## WHAT IS ASKED
Pick out each line containing the string "Link" and copy it.

## DATA EXCERPTS
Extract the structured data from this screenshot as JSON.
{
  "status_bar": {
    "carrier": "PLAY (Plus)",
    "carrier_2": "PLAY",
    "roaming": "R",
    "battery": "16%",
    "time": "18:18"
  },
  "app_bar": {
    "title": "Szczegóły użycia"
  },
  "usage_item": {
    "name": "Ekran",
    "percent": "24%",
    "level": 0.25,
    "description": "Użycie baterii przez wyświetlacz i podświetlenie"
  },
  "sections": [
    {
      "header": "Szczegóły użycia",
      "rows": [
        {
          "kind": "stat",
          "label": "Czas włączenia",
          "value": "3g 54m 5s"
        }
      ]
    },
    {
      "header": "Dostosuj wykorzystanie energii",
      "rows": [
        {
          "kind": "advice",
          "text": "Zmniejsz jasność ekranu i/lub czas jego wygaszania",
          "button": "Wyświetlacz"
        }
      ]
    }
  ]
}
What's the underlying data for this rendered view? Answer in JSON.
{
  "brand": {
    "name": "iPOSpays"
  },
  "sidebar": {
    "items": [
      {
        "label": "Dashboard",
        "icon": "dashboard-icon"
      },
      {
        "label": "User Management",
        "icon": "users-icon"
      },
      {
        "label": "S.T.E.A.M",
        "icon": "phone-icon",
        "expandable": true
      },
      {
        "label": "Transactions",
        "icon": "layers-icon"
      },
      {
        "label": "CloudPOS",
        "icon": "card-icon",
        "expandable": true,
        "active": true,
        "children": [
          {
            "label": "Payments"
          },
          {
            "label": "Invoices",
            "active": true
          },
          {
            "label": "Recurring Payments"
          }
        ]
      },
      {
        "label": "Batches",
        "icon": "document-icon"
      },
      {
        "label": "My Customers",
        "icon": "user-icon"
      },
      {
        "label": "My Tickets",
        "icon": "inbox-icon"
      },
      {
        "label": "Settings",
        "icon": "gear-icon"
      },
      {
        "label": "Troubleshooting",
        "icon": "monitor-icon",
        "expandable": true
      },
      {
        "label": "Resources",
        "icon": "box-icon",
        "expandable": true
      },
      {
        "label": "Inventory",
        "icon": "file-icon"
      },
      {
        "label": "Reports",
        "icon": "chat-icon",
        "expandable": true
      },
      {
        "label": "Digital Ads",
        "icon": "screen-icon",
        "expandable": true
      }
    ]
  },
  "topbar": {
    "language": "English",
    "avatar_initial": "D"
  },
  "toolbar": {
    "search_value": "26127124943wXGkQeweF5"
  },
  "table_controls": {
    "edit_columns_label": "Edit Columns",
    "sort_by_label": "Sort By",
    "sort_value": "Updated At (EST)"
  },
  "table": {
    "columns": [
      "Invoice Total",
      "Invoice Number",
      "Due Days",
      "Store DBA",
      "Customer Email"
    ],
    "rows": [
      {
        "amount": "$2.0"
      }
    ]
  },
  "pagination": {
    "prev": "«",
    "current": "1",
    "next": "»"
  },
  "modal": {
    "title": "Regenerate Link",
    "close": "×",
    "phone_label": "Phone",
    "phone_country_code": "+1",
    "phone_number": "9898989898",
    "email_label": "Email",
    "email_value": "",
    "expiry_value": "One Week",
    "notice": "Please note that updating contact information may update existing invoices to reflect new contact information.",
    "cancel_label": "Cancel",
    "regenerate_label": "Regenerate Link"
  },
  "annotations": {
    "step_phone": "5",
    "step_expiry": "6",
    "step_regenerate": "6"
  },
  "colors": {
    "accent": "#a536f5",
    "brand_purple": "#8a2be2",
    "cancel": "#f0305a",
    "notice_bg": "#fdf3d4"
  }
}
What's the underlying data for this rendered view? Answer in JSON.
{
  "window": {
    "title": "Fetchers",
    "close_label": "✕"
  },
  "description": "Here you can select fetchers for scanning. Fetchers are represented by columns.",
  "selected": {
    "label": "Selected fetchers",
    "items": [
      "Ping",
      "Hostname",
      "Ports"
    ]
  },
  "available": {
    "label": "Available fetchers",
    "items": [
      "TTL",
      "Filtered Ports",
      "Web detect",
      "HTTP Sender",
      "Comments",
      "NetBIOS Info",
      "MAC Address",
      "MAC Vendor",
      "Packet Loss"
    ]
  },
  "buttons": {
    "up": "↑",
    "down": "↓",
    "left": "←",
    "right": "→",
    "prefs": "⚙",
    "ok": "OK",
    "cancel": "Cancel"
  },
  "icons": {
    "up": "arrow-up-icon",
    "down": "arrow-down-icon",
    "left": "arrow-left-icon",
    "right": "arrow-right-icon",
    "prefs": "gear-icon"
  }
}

## RESULT OF THE TASK
    "title": "Regenerate Link",
    "regenerate_label": "Regenerate Link"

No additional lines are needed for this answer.